=== SUPPLIED RECORDS ===
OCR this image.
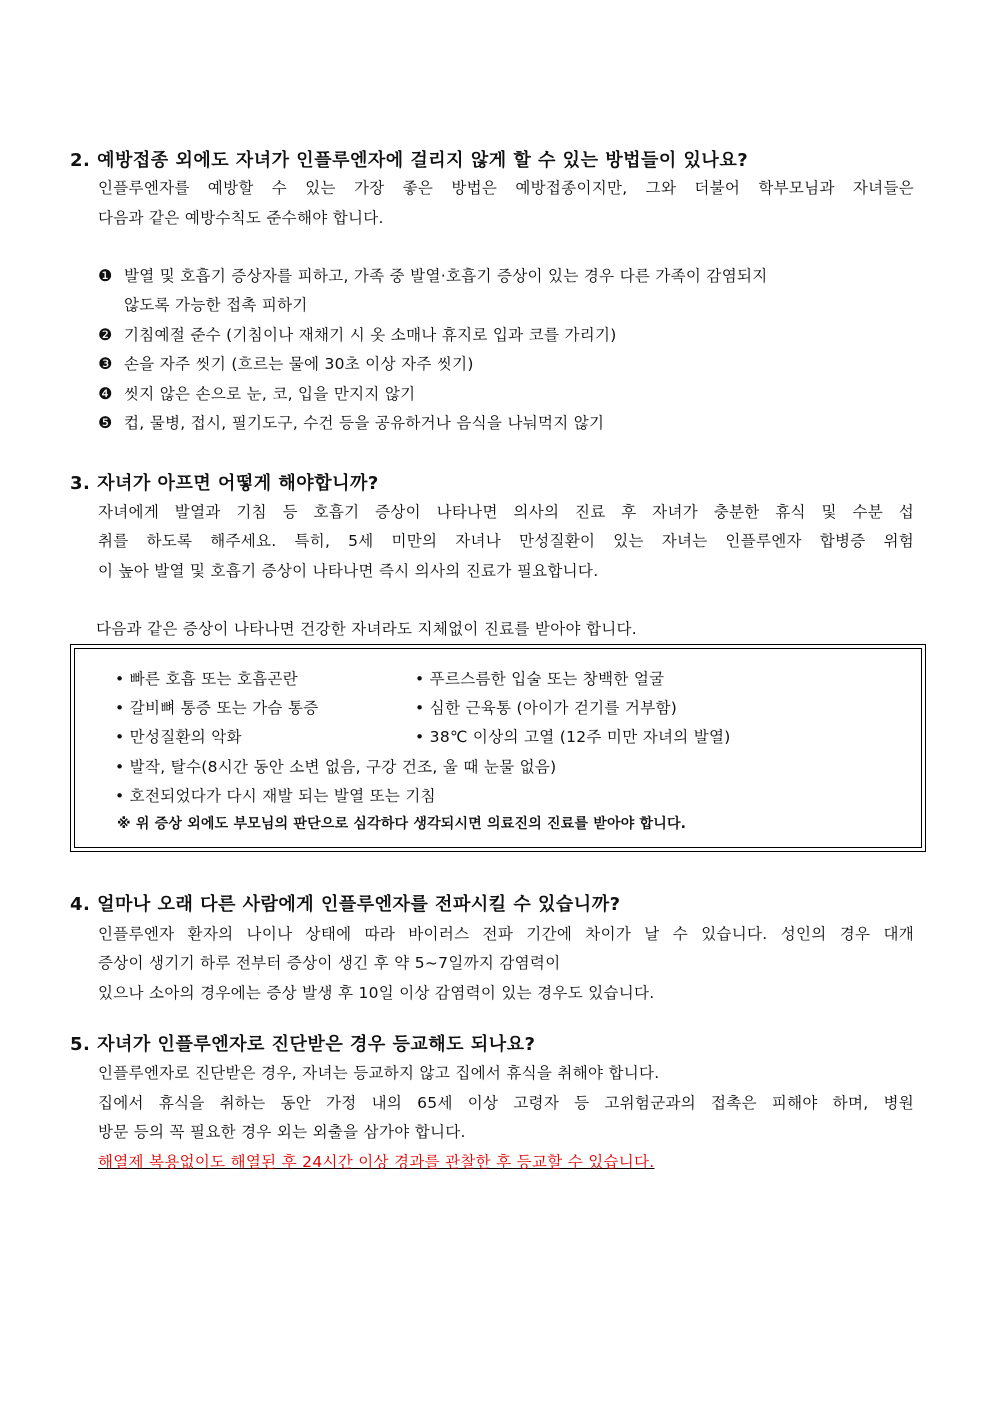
2. 예방접종 외에도 자녀가 인플루엔자에 걸리지 않게 할 수 있는 방법들이 있나요?
인플루엔자를 예방할 수 있는 가장 좋은 방법은 예방접종이지만, 그와 더불어 학부모님과 자녀들은
다음과 같은 예방수칙도 준수해야 합니다.
❶ 발열 및 호흡기 증상자를 피하고, 가족 중 발열·호흡기 증상이 있는 경우 다른 가족이 감염되지
않도록 가능한 접촉 피하기
❷ 기침예절 준수 (기침이나 재채기 시 옷 소매나 휴지로 입과 코를 가리기)
❸ 손을 자주 씻기 (흐르는 물에 30초 이상 자주 씻기)
❹ 씻지 않은 손으로 눈, 코, 입을 만지지 않기
❺ 컵, 물병, 접시, 필기도구, 수건 등을 공유하거나 음식을 나눠먹지 않기
3. 자녀가 아프면 어떻게 해야합니까?
자녀에게 발열과 기침 등 호흡기 증상이 나타나면 의사의 진료 후 자녀가 충분한 휴식 및 수분 섭
취를 하도록 해주세요. 특히, 5세 미만의 자녀나 만성질환이 있는 자녀는 인플루엔자 합병증 위험
이 높아 발열 및 호흡기 증상이 나타나면 즉시 의사의 진료가 필요합니다.
다음과 같은 증상이 나타나면 건강한 자녀라도 지체없이 진료를 받아야 합니다.
• 빠른 호흡 또는 호흡곤란	• 푸르스름한 입술 또는 창백한 얼굴
• 갈비뼈 통증 또는 가슴 통증	• 심한 근육통 (아이가 걷기를 거부함)
• 만성질환의 악화	• 38℃ 이상의 고열 (12주 미만 자녀의 발열)
• 발작, 탈수(8시간 동안 소변 없음, 구강 건조, 울 때 눈물 없음)
• 호전되었다가 다시 재발 되는 발열 또는 기침
※ 위 증상 외에도 부모님의 판단으로 심각하다 생각되시면 의료진의 진료를 받아야 합니다.
4. 얼마나 오래 다른 사람에게 인플루엔자를 전파시킬 수 있습니까?
인플루엔자 환자의 나이나 상태에 따라 바이러스 전파 기간에 차이가 날 수 있습니다. 성인의 경우 대개
증상이 생기기 하루 전부터 증상이 생긴 후 약 5~7일까지 감염력이
있으나 소아의 경우에는 증상 발생 후 10일 이상 감염력이 있는 경우도 있습니다.
5. 자녀가 인플루엔자로 진단받은 경우 등교해도 되나요?
인플루엔자로 진단받은 경우, 자녀는 등교하지 않고 집에서 휴식을 취해야 합니다.
집에서 휴식을 취하는 동안 가정 내의 65세 이상 고령자 등 고위험군과의 접촉은 피해야 하며, 병원
방문 등의 꼭 필요한 경우 외는 외출을 삼가야 합니다.
해열제 복용없이도 해열된 후 24시간 이상 경과를 관찰한 후 등교할 수 있습니다.
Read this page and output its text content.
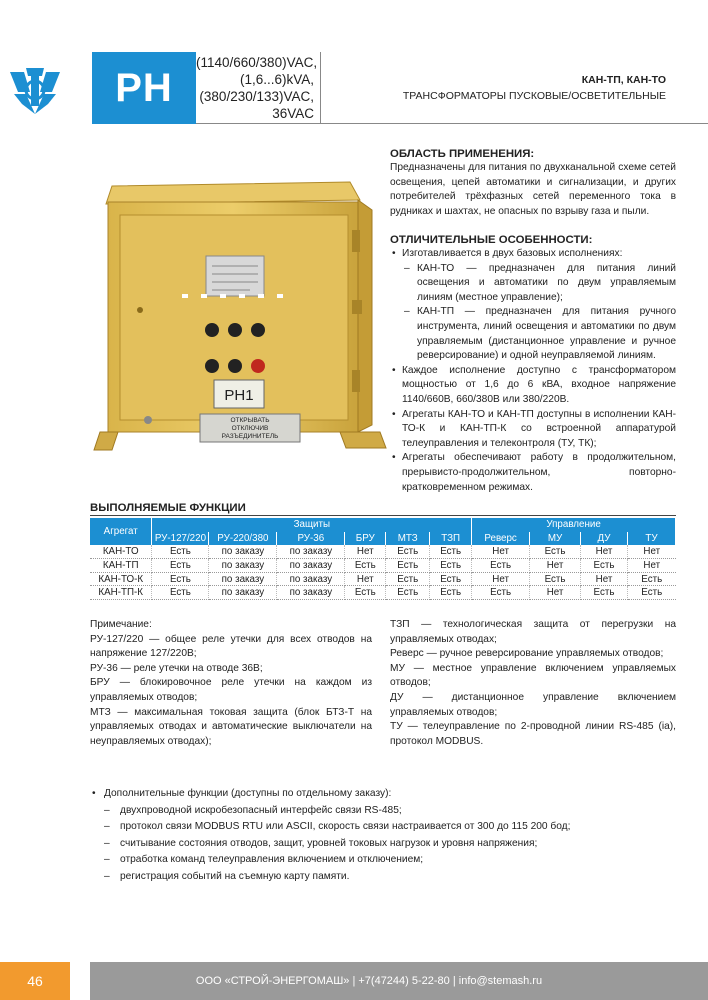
РН
(1140/660/380)VAC,
(1,6...6)kVA,
(380/230/133)VAC,
36VAC
КАН-ТП, КАН-ТО
ТРАНСФОРМАТОРЫ ПУСКОВЫЕ/ОСВЕТИТЕЛЬНЫЕ
РН1
ОТКРЫВАТЬ
ОТКЛЮЧИВ
РАЗЪЕДИНИТЕЛЬ
ОБЛАСТЬ ПРИМЕНЕНИЯ:
Предназначены для питания по двухканальной схеме сетей освещения, цепей автоматики и сигнализации, и других потребителей трёхфазных сетей переменного тока в рудниках и шахтах, не опасных по взрыву газа и пыли.
ОТЛИЧИТЕЛЬНЫЕ ОСОБЕННОСТИ:
• Изготавливается в двух базовых исполнениях:
– КАН-ТО — предназначен для питания линий освещения и автоматики по двум управляемым линиям (местное управление);
– КАН-ТП — предназначен для питания ручного инструмента, линий освещения и автоматики по двум управляемым (дистанционное управление и ручное реверсирование) и одной неуправляемой линиям.
• Каждое исполнение доступно с трансформатором мощностью от 1,6 до 6 кВА, входное напряжение 1140/660В, 660/380В или 380/220В.
• Агрегаты КАН-ТО и КАН-ТП доступны в исполнении КАН-ТО-К и КАН-ТП-К со встроенной аппаратурой телеуправления и телеконтроля (ТУ, ТК);
• Агрегаты обеспечивают работу в продолжительном, прерывисто-продолжительном, повторно-кратковременном режимах.
ВЫПОЛНЯЕМЫЕ ФУНКЦИИ
Агрегат	Защиты						Управление			
	РУ-127/220	РУ-220/380	РУ-36	БРУ	МТЗ	ТЗП	Реверс	МУ	ДУ	ТУ
КАН-ТО	Есть	по заказу	по заказу	Нет	Есть	Есть	Нет	Есть	Нет	Нет
КАН-ТП	Есть	по заказу	по заказу	Есть	Есть	Есть	Есть	Нет	Есть	Нет
КАН-ТО-К	Есть	по заказу	по заказу	Нет	Есть	Есть	Нет	Есть	Нет	Есть
КАН-ТП-К	Есть	по заказу	по заказу	Есть	Есть	Есть	Есть	Нет	Есть	Есть
Примечание:
РУ-127/220 — общее реле утечки для всех отводов на напряжение 127/220В;
РУ-36 — реле утечки на отводе 36В;
БРУ — блокировочное реле утечки на каждом из управляемых отводов;
МТЗ — максимальная токовая защита (блок БТЗ-Т на управляемых отводах и автоматические выключатели на неуправляемых отводах);
ТЗП — технологическая защита от перегрузки на управляемых отводах;
Реверс — ручное реверсирование управляемых отводов;
МУ — местное управление включением управляемых отводов;
ДУ — дистанционное управление включением управляемых отводов;
ТУ — телеуправление по 2-проводной линии RS-485 (ia), протокол MODBUS.
• Дополнительные функции (доступны по отдельному заказу):
– двухпроводной искробезопасный интерфейс связи RS-485;
– протокол связи MODBUS RTU или ASCII, скорость связи настраивается от 300 до 115 200 бод;
– считывание состояния отводов, защит, уровней токовых нагрузок и уровня напряжения;
– отработка команд телеуправления включением и отключением;
– регистрация событий на съемную карту памяти.
46	ООО «СТРОЙ-ЭНЕРГОМАШ» | +7(47244) 5-22-80 | info@stemash.ru
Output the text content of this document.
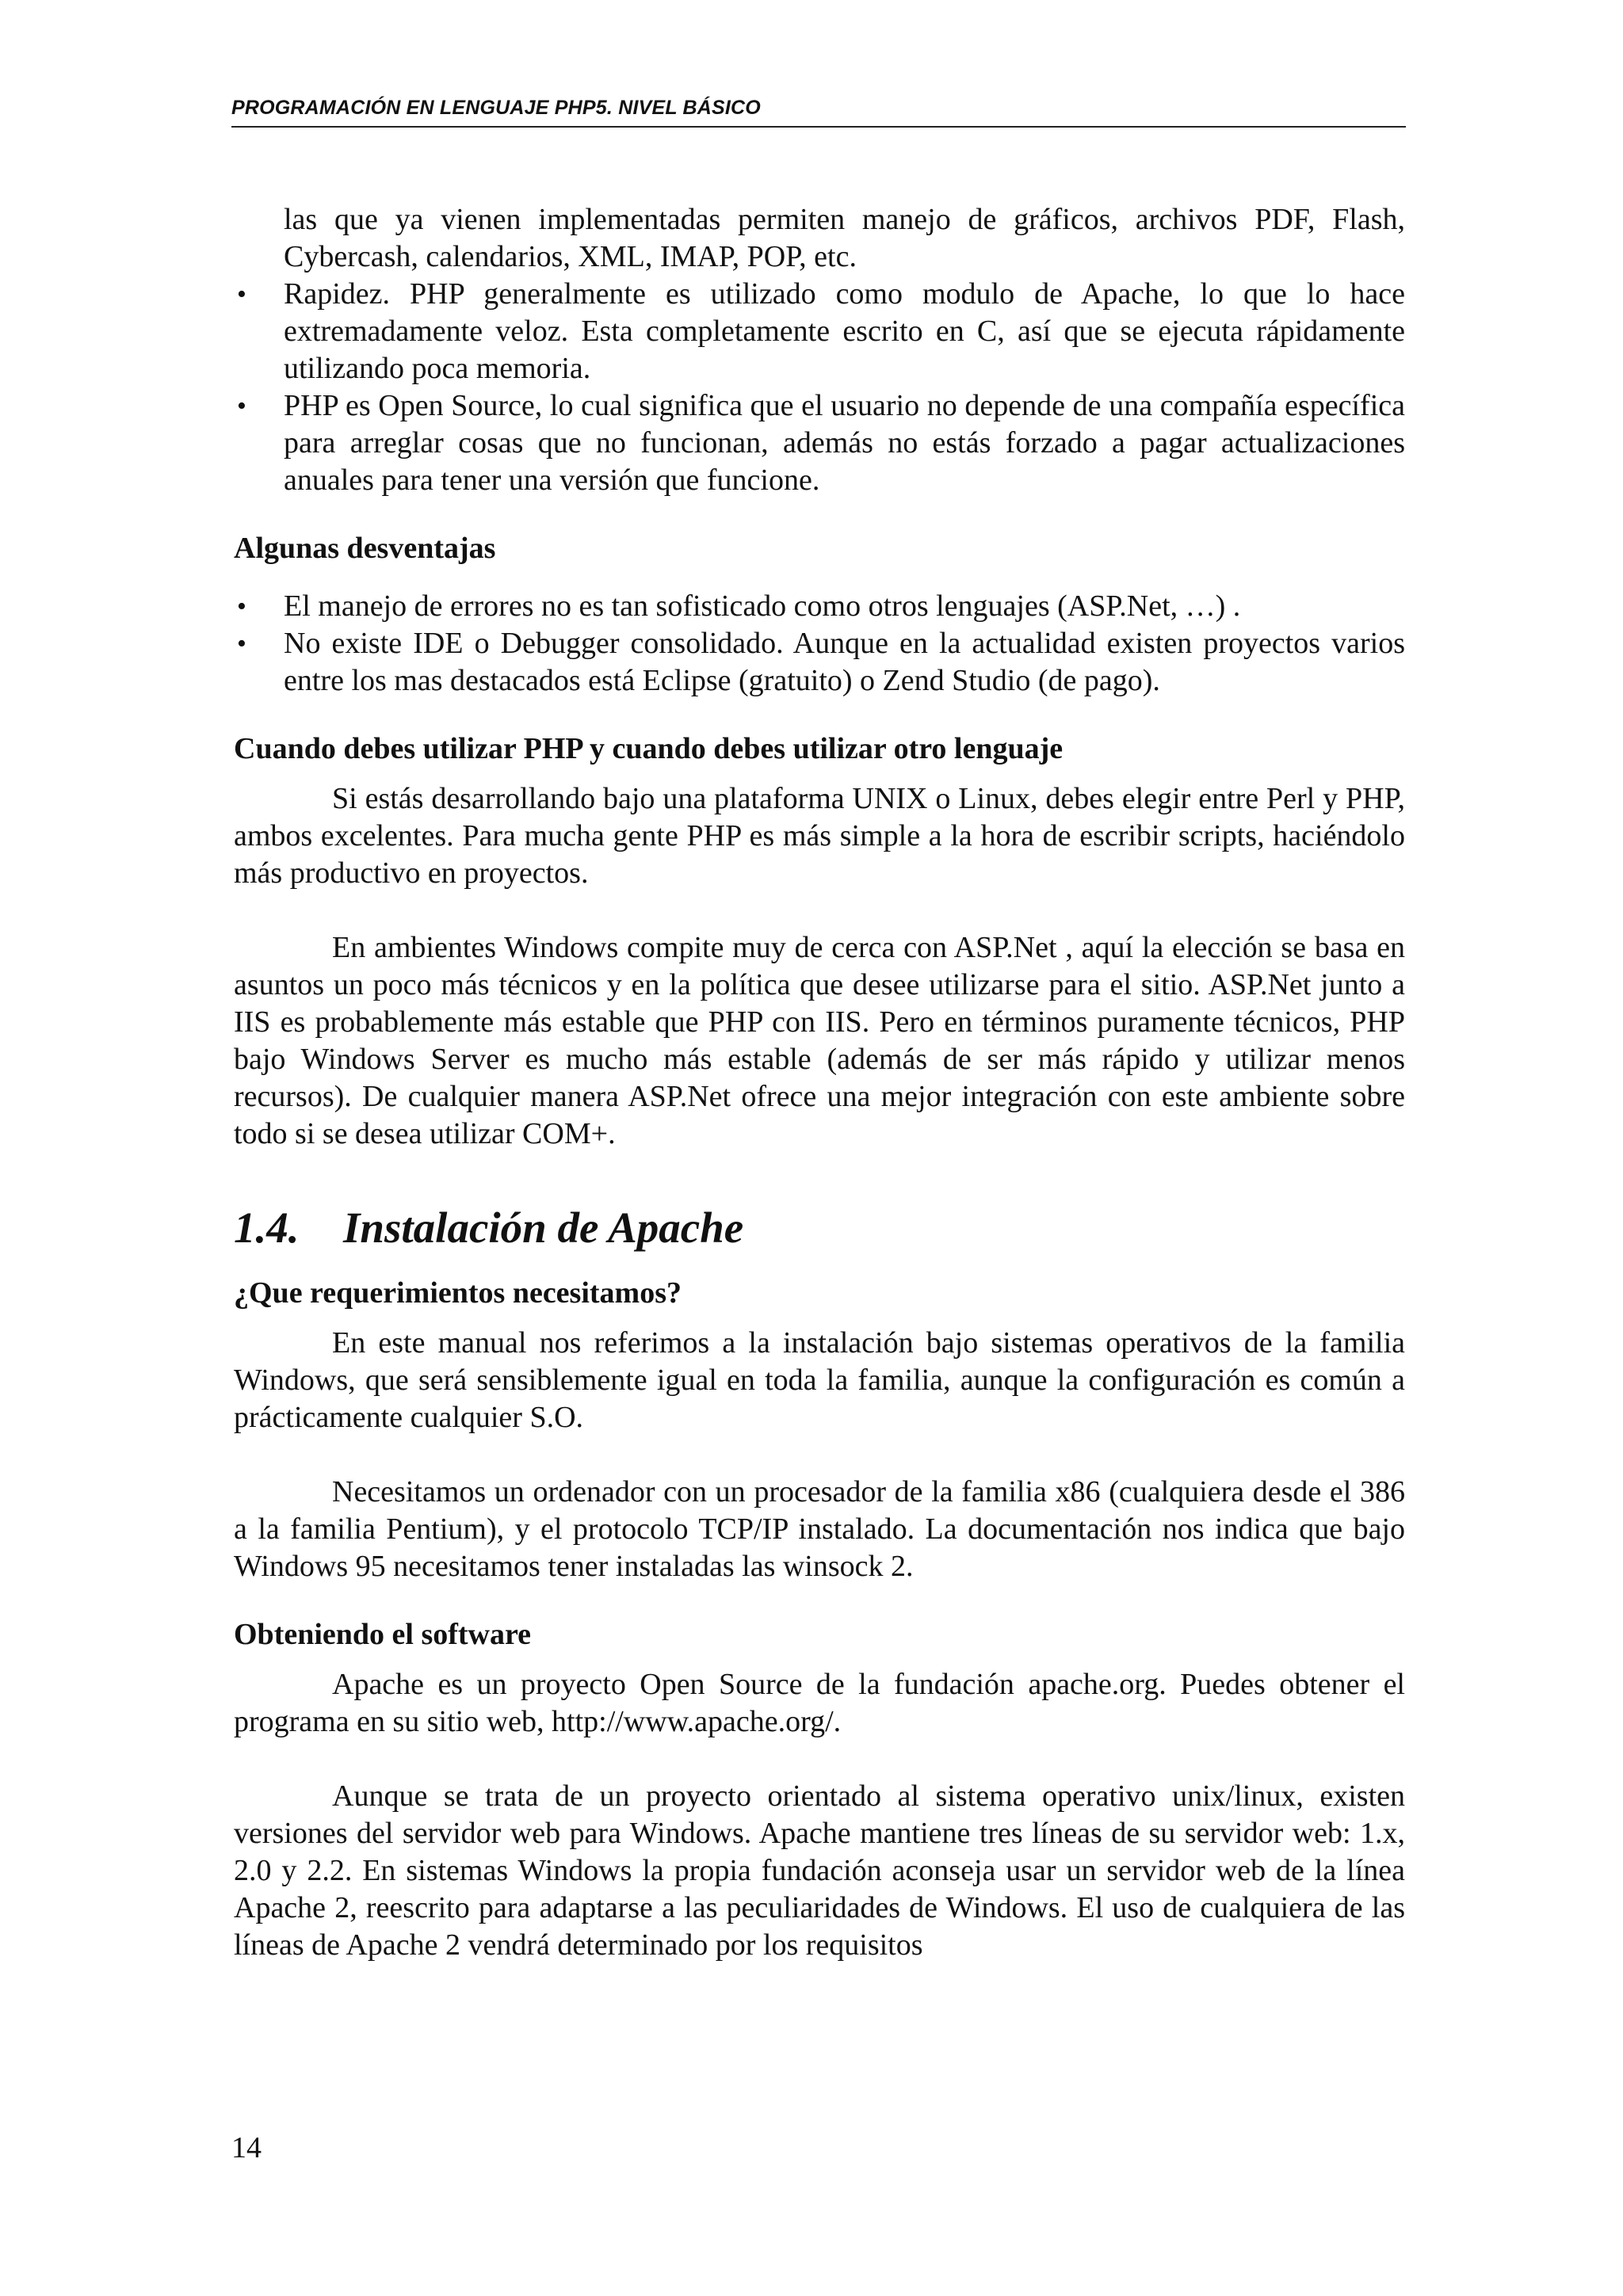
PROGRAMACIÓN EN LENGUAJE PHP5. NIVEL BÁSICO

las que ya vienen implementadas permiten manejo de gráficos, archivos PDF, Flash, Cybercash, calendarios, XML, IMAP, POP, etc.

• Rapidez. PHP generalmente es utilizado como modulo de Apache, lo que lo hace extremadamente veloz. Esta completamente escrito en C, así que se ejecuta rápidamente utilizando poca memoria.
• PHP es Open Source, lo cual significa que el usuario no depende de una compañía específica para arreglar cosas que no funcionan, además no estás forzado a pagar actualizaciones anuales para tener una versión que funcione.

Algunas desventajas

• El manejo de errores no es tan sofisticado como otros lenguajes (ASP.Net, …) .
• No existe IDE o Debugger consolidado. Aunque en la actualidad existen proyectos varios entre los mas destacados está Eclipse (gratuito) o Zend Studio (de pago).

Cuando debes utilizar PHP y cuando debes utilizar otro lenguaje

Si estás desarrollando bajo una plataforma UNIX o Linux, debes elegir entre Perl y PHP, ambos excelentes. Para mucha gente PHP es más simple a la hora de escribir scripts, haciéndolo más productivo en proyectos.

En ambientes Windows compite muy de cerca con ASP.Net , aquí la elección se basa en asuntos un poco más técnicos y en la política que desee utilizarse para el sitio. ASP.Net junto a IIS es probablemente más estable que PHP con IIS. Pero en términos puramente técnicos, PHP bajo Windows Server es mucho más estable (además de ser más rápido y utilizar menos recursos). De cualquier manera ASP.Net ofrece una mejor integración con este ambiente sobre todo si se desea utilizar COM+.

1.4. Instalación de Apache

¿Que requerimientos necesitamos?

En este manual nos referimos a la instalación bajo sistemas operativos de la familia Windows, que será sensiblemente igual en toda la familia, aunque la configuración es común a prácticamente cualquier S.O.

Necesitamos un ordenador con un procesador de la familia x86 (cualquiera desde el 386 a la familia Pentium), y el protocolo TCP/IP instalado. La documentación nos indica que bajo Windows 95 necesitamos tener instaladas las winsock 2.

Obteniendo el software

Apache es un proyecto Open Source de la fundación apache.org. Puedes obtener el programa en su sitio web, http://www.apache.org/.

Aunque se trata de un proyecto orientado al sistema operativo unix/linux, existen versiones del servidor web para Windows. Apache mantiene tres líneas de su servidor web: 1.x, 2.0 y 2.2. En sistemas Windows la propia fundación aconseja usar un servidor web de la línea Apache 2, reescrito para adaptarse a las peculiaridades de Windows. El uso de cualquiera de las líneas de Apache 2 vendrá determinado por los requisitos

14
===
GIVEN TASK |
How many of the lines above include the word "sitio"? Respond with the number alone.

COMPLETED TASK |
2